[Structured figure records]

....

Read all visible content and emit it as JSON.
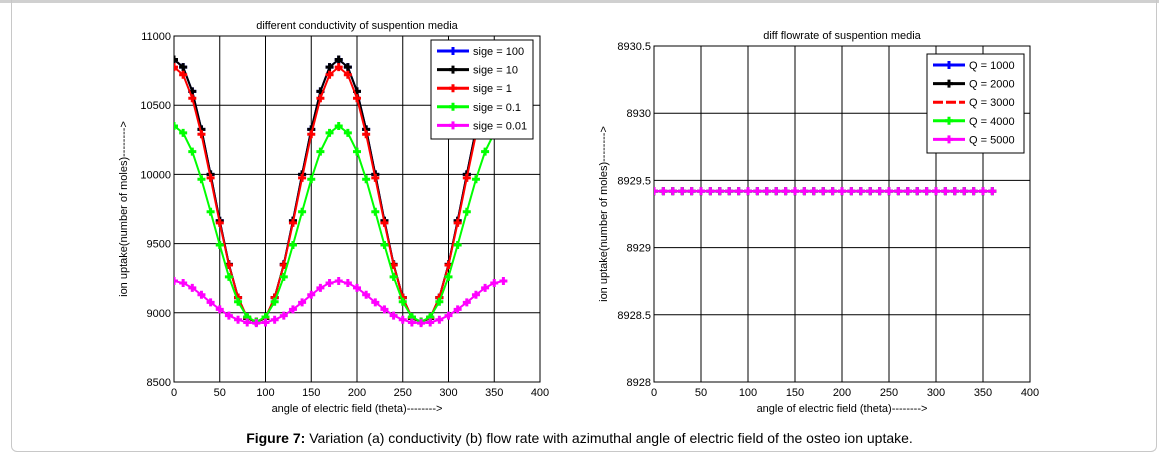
{
  "caption": {
    "label": "Figure 7:",
    "text": " Variation (a) conductivity (b) flow rate with azimuthal angle of electric field of the osteo ion uptake."
  },
  "chart_data": [
    {
      "type": "line",
      "title": "different conductivity  of suspention media",
      "xlabel": "angle of electric field (theta)-------->",
      "ylabel": "ion uptake(number of moles)-------->",
      "xlim": [
        0,
        400
      ],
      "ylim": [
        8500,
        11000
      ],
      "xticks": [
        "0",
        "50",
        "100",
        "150",
        "200",
        "250",
        "300",
        "350",
        "400"
      ],
      "yticks": [
        "8500",
        "9000",
        "9500",
        "10000",
        "10500",
        "11000"
      ],
      "grid": true,
      "legend_position": "top-right",
      "x": [
        0,
        10,
        20,
        30,
        40,
        50,
        60,
        70,
        80,
        90,
        100,
        110,
        120,
        130,
        140,
        150,
        160,
        170,
        180,
        190,
        200,
        210,
        220,
        230,
        240,
        250,
        260,
        270,
        280,
        290,
        300,
        310,
        320,
        330,
        340,
        350,
        360
      ],
      "series": [
        {
          "name": "sige = 100",
          "color": "#0000ff",
          "values": [
            10830,
            10775,
            10600,
            10325,
            10000,
            9665,
            9350,
            9110,
            8960,
            8935,
            8960,
            9110,
            9350,
            9665,
            10000,
            10325,
            10600,
            10775,
            10830,
            10775,
            10600,
            10325,
            10000,
            9665,
            9350,
            9110,
            8960,
            8935,
            8960,
            9110,
            9350,
            9665,
            10000,
            10325,
            10600,
            10775,
            10830
          ]
        },
        {
          "name": "sige = 10",
          "color": "#000000",
          "values": [
            10830,
            10775,
            10600,
            10325,
            10000,
            9665,
            9350,
            9110,
            8960,
            8935,
            8960,
            9110,
            9350,
            9665,
            10000,
            10325,
            10600,
            10775,
            10830,
            10775,
            10600,
            10325,
            10000,
            9665,
            9350,
            9110,
            8960,
            8935,
            8960,
            9110,
            9350,
            9665,
            10000,
            10325,
            10600,
            10775,
            10830
          ]
        },
        {
          "name": "sige = 1",
          "color": "#ff0000",
          "values": [
            10775,
            10720,
            10550,
            10290,
            9975,
            9650,
            9345,
            9110,
            8965,
            8935,
            8965,
            9110,
            9345,
            9650,
            9975,
            10290,
            10550,
            10720,
            10775,
            10720,
            10550,
            10290,
            9975,
            9650,
            9345,
            9110,
            8965,
            8935,
            8965,
            9110,
            9345,
            9650,
            9975,
            10290,
            10550,
            10720,
            10775
          ]
        },
        {
          "name": "sige = 0.1",
          "color": "#00ff00",
          "values": [
            10350,
            10300,
            10165,
            9965,
            9730,
            9490,
            9260,
            9080,
            8970,
            8935,
            8970,
            9080,
            9260,
            9490,
            9730,
            9965,
            10165,
            10300,
            10350,
            10300,
            10165,
            9965,
            9730,
            9490,
            9260,
            9080,
            8970,
            8935,
            8970,
            9080,
            9260,
            9490,
            9730,
            9965,
            10165,
            10300,
            10350
          ]
        },
        {
          "name": "sige = 0.01",
          "color": "#ff00ff",
          "values": [
            9230,
            9215,
            9180,
            9130,
            9075,
            9025,
            8980,
            8950,
            8930,
            8925,
            8930,
            8950,
            8980,
            9025,
            9075,
            9130,
            9180,
            9215,
            9230,
            9215,
            9180,
            9130,
            9075,
            9025,
            8980,
            8950,
            8930,
            8925,
            8930,
            8950,
            8980,
            9025,
            9075,
            9130,
            9180,
            9215,
            9230
          ]
        }
      ]
    },
    {
      "type": "line",
      "title": "diff flowrate of suspention media",
      "xlabel": "angle of electric field (theta)-------->",
      "ylabel": "ion uptake(number of moles)-------->",
      "xlim": [
        0,
        400
      ],
      "ylim": [
        8928,
        8930.5
      ],
      "xticks": [
        "0",
        "50",
        "100",
        "150",
        "200",
        "250",
        "300",
        "350",
        "400"
      ],
      "yticks": [
        "8928",
        "8928.5",
        "8929",
        "8929.5",
        "8930",
        "8930.5"
      ],
      "grid": true,
      "legend_position": "top-right",
      "x": [
        0,
        10,
        20,
        30,
        40,
        50,
        60,
        70,
        80,
        90,
        100,
        110,
        120,
        130,
        140,
        150,
        160,
        170,
        180,
        190,
        200,
        210,
        220,
        230,
        240,
        250,
        260,
        270,
        280,
        290,
        300,
        310,
        320,
        330,
        340,
        350,
        360
      ],
      "series": [
        {
          "name": "Q = 1000",
          "color": "#0000ff",
          "constant": 8929.42
        },
        {
          "name": "Q = 2000",
          "color": "#000000",
          "constant": 8929.42
        },
        {
          "name": "Q = 3000",
          "color": "#ff0000",
          "constant": 8929.42,
          "dashed": true
        },
        {
          "name": "Q = 4000",
          "color": "#00ff00",
          "constant": 8929.42
        },
        {
          "name": "Q = 5000",
          "color": "#ff00ff",
          "constant": 8929.42
        }
      ]
    }
  ]
}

....

Exercise |
Excluding the pictures, reproduce every entry exactly as given.

Response for this exercise |
Read all visible content and emit it as JSON.
{
  "caption": {
    "label": "Figure 7:",
    "text": " Variation (a) conductivity (b) flow rate with azimuthal angle of electric field of the osteo ion uptake."
  },
  "chart_data": [
    {
      "type": "line",
      "title": "different conductivity  of suspention media",
      "xlabel": "angle of electric field (theta)-------->",
      "ylabel": "ion uptake(number of moles)-------->",
      "xlim": [
        0,
        400
      ],
      "ylim": [
        8500,
        11000
      ],
      "xticks": [
        "0",
        "50",
        "100",
        "150",
        "200",
        "250",
        "300",
        "350",
        "400"
      ],
      "yticks": [
        "8500",
        "9000",
        "9500",
        "10000",
        "10500",
        "11000"
      ],
      "grid": true,
      "legend_position": "top-right",
      "x": [
        0,
        10,
        20,
        30,
        40,
        50,
        60,
        70,
        80,
        90,
        100,
        110,
        120,
        130,
        140,
        150,
        160,
        170,
        180,
        190,
        200,
        210,
        220,
        230,
        240,
        250,
        260,
        270,
        280,
        290,
        300,
        310,
        320,
        330,
        340,
        350,
        360
      ],
      "series": [
        {
          "name": "sige = 100",
          "color": "#0000ff",
          "values": [
            10830,
            10775,
            10600,
            10325,
            10000,
            9665,
            9350,
            9110,
            8960,
            8935,
            8960,
            9110,
            9350,
            9665,
            10000,
            10325,
            10600,
            10775,
            10830,
            10775,
            10600,
            10325,
            10000,
            9665,
            9350,
            9110,
            8960,
            8935,
            8960,
            9110,
            9350,
            9665,
            10000,
            10325,
            10600,
            10775,
            10830
          ]
        },
        {
          "name": "sige = 10",
          "color": "#000000",
          "values": [
            10830,
            10775,
            10600,
            10325,
            10000,
            9665,
            9350,
            9110,
            8960,
            8935,
            8960,
            9110,
            9350,
            9665,
            10000,
            10325,
            10600,
            10775,
            10830,
            10775,
            10600,
            10325,
            10000,
            9665,
            9350,
            9110,
            8960,
            8935,
            8960,
            9110,
            9350,
            9665,
            10000,
            10325,
            10600,
            10775,
            10830
          ]
        },
        {
          "name": "sige = 1",
          "color": "#ff0000",
          "values": [
            10775,
            10720,
            10550,
            10290,
            9975,
            9650,
            9345,
            9110,
            8965,
            8935,
            8965,
            9110,
            9345,
            9650,
            9975,
            10290,
            10550,
            10720,
            10775,
            10720,
            10550,
            10290,
            9975,
            9650,
            9345,
            9110,
            8965,
            8935,
            8965,
            9110,
            9345,
            9650,
            9975,
            10290,
            10550,
            10720,
            10775
          ]
        },
        {
          "name": "sige = 0.1",
          "color": "#00ff00",
          "values": [
            10350,
            10300,
            10165,
            9965,
            9730,
            9490,
            9260,
            9080,
            8970,
            8935,
            8970,
            9080,
            9260,
            9490,
            9730,
            9965,
            10165,
            10300,
            10350,
            10300,
            10165,
            9965,
            9730,
            9490,
            9260,
            9080,
            8970,
            8935,
            8970,
            9080,
            9260,
            9490,
            9730,
            9965,
            10165,
            10300,
            10350
          ]
        },
        {
          "name": "sige = 0.01",
          "color": "#ff00ff",
          "values": [
            9230,
            9215,
            9180,
            9130,
            9075,
            9025,
            8980,
            8950,
            8930,
            8925,
            8930,
            8950,
            8980,
            9025,
            9075,
            9130,
            9180,
            9215,
            9230,
            9215,
            9180,
            9130,
            9075,
            9025,
            8980,
            8950,
            8930,
            8925,
            8930,
            8950,
            8980,
            9025,
            9075,
            9130,
            9180,
            9215,
            9230
          ]
        }
      ]
    },
    {
      "type": "line",
      "title": "diff flowrate of suspention media",
      "xlabel": "angle of electric field (theta)-------->",
      "ylabel": "ion uptake(number of moles)-------->",
      "xlim": [
        0,
        400
      ],
      "ylim": [
        8928,
        8930.5
      ],
      "xticks": [
        "0",
        "50",
        "100",
        "150",
        "200",
        "250",
        "300",
        "350",
        "400"
      ],
      "yticks": [
        "8928",
        "8928.5",
        "8929",
        "8929.5",
        "8930",
        "8930.5"
      ],
      "grid": true,
      "legend_position": "top-right",
      "x": [
        0,
        10,
        20,
        30,
        40,
        50,
        60,
        70,
        80,
        90,
        100,
        110,
        120,
        130,
        140,
        150,
        160,
        170,
        180,
        190,
        200,
        210,
        220,
        230,
        240,
        250,
        260,
        270,
        280,
        290,
        300,
        310,
        320,
        330,
        340,
        350,
        360
      ],
      "series": [
        {
          "name": "Q = 1000",
          "color": "#0000ff",
          "constant": 8929.42
        },
        {
          "name": "Q = 2000",
          "color": "#000000",
          "constant": 8929.42
        },
        {
          "name": "Q = 3000",
          "color": "#ff0000",
          "constant": 8929.42,
          "dashed": true
        },
        {
          "name": "Q = 4000",
          "color": "#00ff00",
          "constant": 8929.42
        },
        {
          "name": "Q = 5000",
          "color": "#ff00ff",
          "constant": 8929.42
        }
      ]
    }
  ]
}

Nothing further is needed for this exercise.